(Recorded data)
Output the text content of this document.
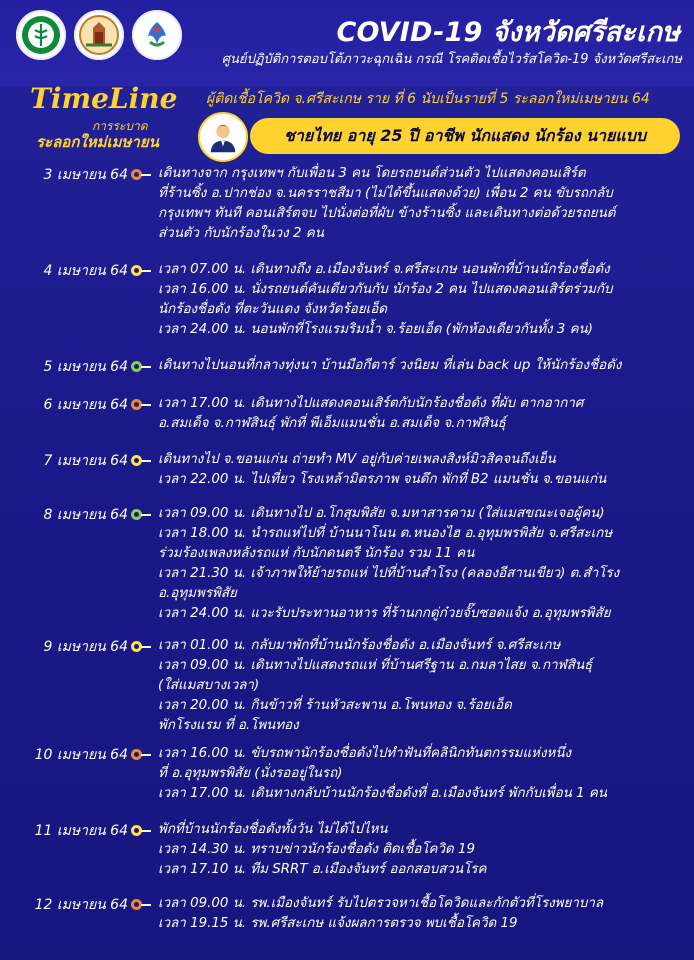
COVID-19 จังหวัดศรีสะเกษ
ศูนย์ปฏิบัติการตอบโต้ภาวะฉุกเฉิน กรณี โรคติดเชื้อไวรัสโควิด-19 จังหวัดศรีสะเกษ
TimeLine
การระบาด
ระลอกใหม่เมษายน
ผู้ติดเชื้อโควิด จ.ศรีสะเกษ ราย ที่ 6 นับเป็นรายที่ 5 ระลอกใหม่เมษายน 64
ชายไทย อายุ 25 ปี อาชีพ นักแสดง นักร้อง นายแบบ
3 เมษายน 64 เดินทางจาก กรุงเทพฯ กับเพื่อน 3 คน โดยรถยนต์ส่วนตัว ไปแสดงคอนเสิร์ต
ที่ร้านซิ้ง อ.ปากช่อง จ.นครราชสีมา (ไม่ได้ขึ้นแสดงด้วย) เพื่อน 2 คน ขับรถกลับ
กรุงเทพฯ ทันที คอนเสิร์ตจบ ไปนั่งต่อที่ผับ ข้างร้านซิ้ง และเดินทางต่อด้วยรถยนต์
ส่วนตัว กับนักร้องในวง 2 คน
4 เมษายน 64 เวลา 07.00 น. เดินทางถึง อ.เมืองจันทร์ จ.ศรีสะเกษ นอนพักที่บ้านนักร้องชื่อดัง
เวลา 16.00 น. นั่งรถยนต์คันเดียวกันกับ นักร้อง 2 คน ไปแสดงคอนเสิร์ตร่วมกับ
นักร้องชื่อดัง ที่ตะวันแดง จังหวัดร้อยเอ็ด
เวลา 24.00 น. นอนพักที่โรงแรมริมน้ำ จ.ร้อยเอ็ด (พักห้องเดียวกันทั้ง 3 คน)
5 เมษายน 64 เดินทางไปนอนที่กลางทุ่งนา บ้านมือกีตาร์ วงนิยม ที่เล่น back up ให้นักร้องชื่อดัง
6 เมษายน 64 เวลา 17.00 น. เดินทางไปแสดงคอนเสิร์ตกับนักร้องชื่อดัง ที่ผับ ตากอากาศ
อ.สมเด็จ จ.กาฬสินธุ์ พักที่ พีเอ็มแมนชั่น อ.สมเด็จ จ.กาฬสินธุ์
7 เมษายน 64 เดินทางไป จ.ขอนแก่น ถ่ายทำ MV อยู่กับค่ายเพลงสิงห์มิวสิคจนถึงเย็น
เวลา 22.00 น. ไปเที่ยว โรงเหล้ามิตรภาพ จนดึก พักที่ B2 แมนชั่น จ.ขอนแก่น
8 เมษายน 64 เวลา 09.00 น. เดินทางไป อ.โกสุมพิสัย จ.มหาสารคาม (ใส่แมสขณะเจอผู้คน)
เวลา 18.00 น. นำรถแห่ไปที่ บ้านนาโนน ต.หนองไฮ อ.อุทุมพรพิสัย จ.ศรีสะเกษ
ร่วมร้องเพลงหลังรถแห่ กับนักดนตรี นักร้อง รวม 11 คน
เวลา 21.30 น. เจ้าภาพให้ย้ายรถแห่ ไปที่บ้านสำโรง (คลองอีสานเขียว) ต.สำโรง
อ.อุทุมพรพิสัย
เวลา 24.00 น. แวะรับประทานอาหาร ที่ร้านกกดู่ก๋วยจั๊บซอดแจ้ง อ.อุทุมพรพิสัย
9 เมษายน 64 เวลา 01.00 น. กลับมาพักที่บ้านนักร้องชื่อดัง อ.เมืองจันทร์ จ.ศรีสะเกษ
เวลา 09.00 น. เดินทางไปแสดงรถแห่ ที่บ้านศรีฐาน อ.กมลาไสย จ.กาฬสินธุ์
(ใส่แมสบางเวลา)
เวลา 20.00 น. กินข้าวที่ ร้านหัวสะพาน อ.โพนทอง จ.ร้อยเอ็ด
พักโรงแรม ที่ อ.โพนทอง
10 เมษายน 64 เวลา 16.00 น. ขับรถพานักร้องชื่อดังไปทำฟันที่คลินิกทันตกรรมแห่งหนึ่ง
ที่ อ.อุทุมพรพิสัย (นั่งรออยู่ในรถ)
เวลา 17.00 น. เดินทางกลับบ้านนักร้องชื่อดังที่ อ.เมืองจันทร์ พักกับเพื่อน 1 คน
11 เมษายน 64 พักที่บ้านนักร้องชื่อดังทั้งวัน ไม่ได้ไปไหน
เวลา 14.30 น. ทราบข่าวนักร้องชื่อดัง ติดเชื้อโควิด 19
เวลา 17.10 น. ทีม SRRT อ.เมืองจันทร์ ออกสอบสวนโรค
12 เมษายน 64 เวลา 09.00 น. รพ.เมืองจันทร์ รับไปตรวจหาเชื้อโควิดและกักตัวที่โรงพยาบาล
เวลา 19.15 น. รพ.ศรีสะเกษ แจ้งผลการตรวจ พบเชื้อโควิด 19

Challenge: Print all the records again exactly; do not include any picture.

Worked solution:
Output the text content of this document.
COVID-19 จังหวัดศรีสะเกษ
ศูนย์ปฏิบัติการตอบโต้ภาวะฉุกเฉิน กรณี โรคติดเชื้อไวรัสโควิด-19 จังหวัดศรีสะเกษ
TimeLine
การระบาด
ระลอกใหม่เมษายน
ผู้ติดเชื้อโควิด จ.ศรีสะเกษ ราย ที่ 6 นับเป็นรายที่ 5 ระลอกใหม่เมษายน 64
ชายไทย อายุ 25 ปี อาชีพ นักแสดง นักร้อง นายแบบ
3 เมษายน 64 เดินทางจาก กรุงเทพฯ กับเพื่อน 3 คน โดยรถยนต์ส่วนตัว ไปแสดงคอนเสิร์ต
ที่ร้านซิ้ง อ.ปากช่อง จ.นครราชสีมา (ไม่ได้ขึ้นแสดงด้วย) เพื่อน 2 คน ขับรถกลับ
กรุงเทพฯ ทันที คอนเสิร์ตจบ ไปนั่งต่อที่ผับ ข้างร้านซิ้ง และเดินทางต่อด้วยรถยนต์
ส่วนตัว กับนักร้องในวง 2 คน
4 เมษายน 64 เวลา 07.00 น. เดินทางถึง อ.เมืองจันทร์ จ.ศรีสะเกษ นอนพักที่บ้านนักร้องชื่อดัง
เวลา 16.00 น. นั่งรถยนต์คันเดียวกันกับ นักร้อง 2 คน ไปแสดงคอนเสิร์ตร่วมกับ
นักร้องชื่อดัง ที่ตะวันแดง จังหวัดร้อยเอ็ด
เวลา 24.00 น. นอนพักที่โรงแรมริมน้ำ จ.ร้อยเอ็ด (พักห้องเดียวกันทั้ง 3 คน)
5 เมษายน 64 เดินทางไปนอนที่กลางทุ่งนา บ้านมือกีตาร์ วงนิยม ที่เล่น back up ให้นักร้องชื่อดัง
6 เมษายน 64 เวลา 17.00 น. เดินทางไปแสดงคอนเสิร์ตกับนักร้องชื่อดัง ที่ผับ ตากอากาศ
อ.สมเด็จ จ.กาฬสินธุ์ พักที่ พีเอ็มแมนชั่น อ.สมเด็จ จ.กาฬสินธุ์
7 เมษายน 64 เดินทางไป จ.ขอนแก่น ถ่ายทำ MV อยู่กับค่ายเพลงสิงห์มิวสิคจนถึงเย็น
เวลา 22.00 น. ไปเที่ยว โรงเหล้ามิตรภาพ จนดึก พักที่ B2 แมนชั่น จ.ขอนแก่น
8 เมษายน 64 เวลา 09.00 น. เดินทางไป อ.โกสุมพิสัย จ.มหาสารคาม (ใส่แมสขณะเจอผู้คน)
เวลา 18.00 น. นำรถแห่ไปที่ บ้านนาโนน ต.หนองไฮ อ.อุทุมพรพิสัย จ.ศรีสะเกษ
ร่วมร้องเพลงหลังรถแห่ กับนักดนตรี นักร้อง รวม 11 คน
เวลา 21.30 น. เจ้าภาพให้ย้ายรถแห่ ไปที่บ้านสำโรง (คลองอีสานเขียว) ต.สำโรง
อ.อุทุมพรพิสัย
เวลา 24.00 น. แวะรับประทานอาหาร ที่ร้านกกดู่ก๋วยจั๊บซอดแจ้ง อ.อุทุมพรพิสัย
9 เมษายน 64 เวลา 01.00 น. กลับมาพักที่บ้านนักร้องชื่อดัง อ.เมืองจันทร์ จ.ศรีสะเกษ
เวลา 09.00 น. เดินทางไปแสดงรถแห่ ที่บ้านศรีฐาน อ.กมลาไสย จ.กาฬสินธุ์
(ใส่แมสบางเวลา)
เวลา 20.00 น. กินข้าวที่ ร้านหัวสะพาน อ.โพนทอง จ.ร้อยเอ็ด
พักโรงแรม ที่ อ.โพนทอง
10 เมษายน 64 เวลา 16.00 น. ขับรถพานักร้องชื่อดังไปทำฟันที่คลินิกทันตกรรมแห่งหนึ่ง
ที่ อ.อุทุมพรพิสัย (นั่งรออยู่ในรถ)
เวลา 17.00 น. เดินทางกลับบ้านนักร้องชื่อดังที่ อ.เมืองจันทร์ พักกับเพื่อน 1 คน
11 เมษายน 64 พักที่บ้านนักร้องชื่อดังทั้งวัน ไม่ได้ไปไหน
เวลา 14.30 น. ทราบข่าวนักร้องชื่อดัง ติดเชื้อโควิด 19
เวลา 17.10 น. ทีม SRRT อ.เมืองจันทร์ ออกสอบสวนโรค
12 เมษายน 64 เวลา 09.00 น. รพ.เมืองจันทร์ รับไปตรวจหาเชื้อโควิดและกักตัวที่โรงพยาบาล
เวลา 19.15 น. รพ.ศรีสะเกษ แจ้งผลการตรวจ พบเชื้อโควิด 19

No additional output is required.